Identify and copy all lines of the material where the string "marca" is found.

→ **RECORDED DATA**
_ _ _ _ _

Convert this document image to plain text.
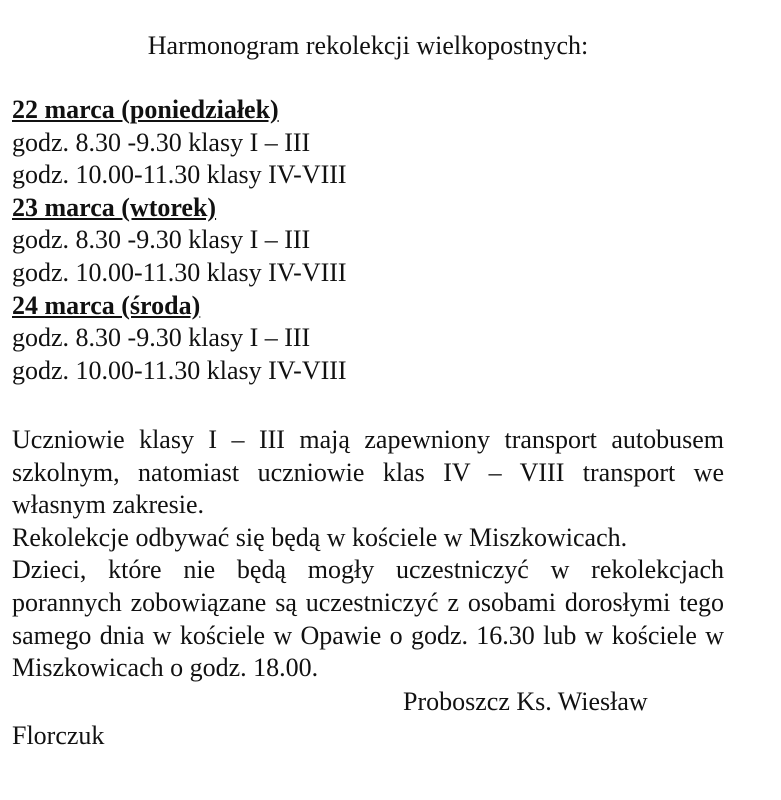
Harmonogram rekolekcji wielkopostnych:
22 marca (poniedziałek)
godz. 8.30 -9.30 klasy I – III
godz. 10.00-11.30 klasy IV-VIII
23 marca (wtorek)
godz. 8.30 -9.30 klasy I – III
godz. 10.00-11.30 klasy IV-VIII
24 marca (środa)
godz. 8.30 -9.30 klasy I – III
godz. 10.00-11.30 klasy IV-VIII

Uczniowie klasy I – III mają zapewniony transport autobusem szkolnym, natomiast uczniowie klas IV – VIII transport we własnym zakresie.

Rekolekcje odbywać się będą w kościele w Miszkowicach.

Dzieci, które nie będą mogły uczestniczyć w rekolekcjach porannych zobowiązane są uczestniczyć z osobami dorosłymi tego samego dnia w kościele w Opawie o godz. 16.30 lub w kościele w Miszkowicach o godz. 18.00.

Proboszcz Ks. Wiesław
Florczuk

_ _ _ _ _

→ **COMPLETE ANSWER**
22 marca (poniedziałek)
23 marca (wtorek)
24 marca (środa)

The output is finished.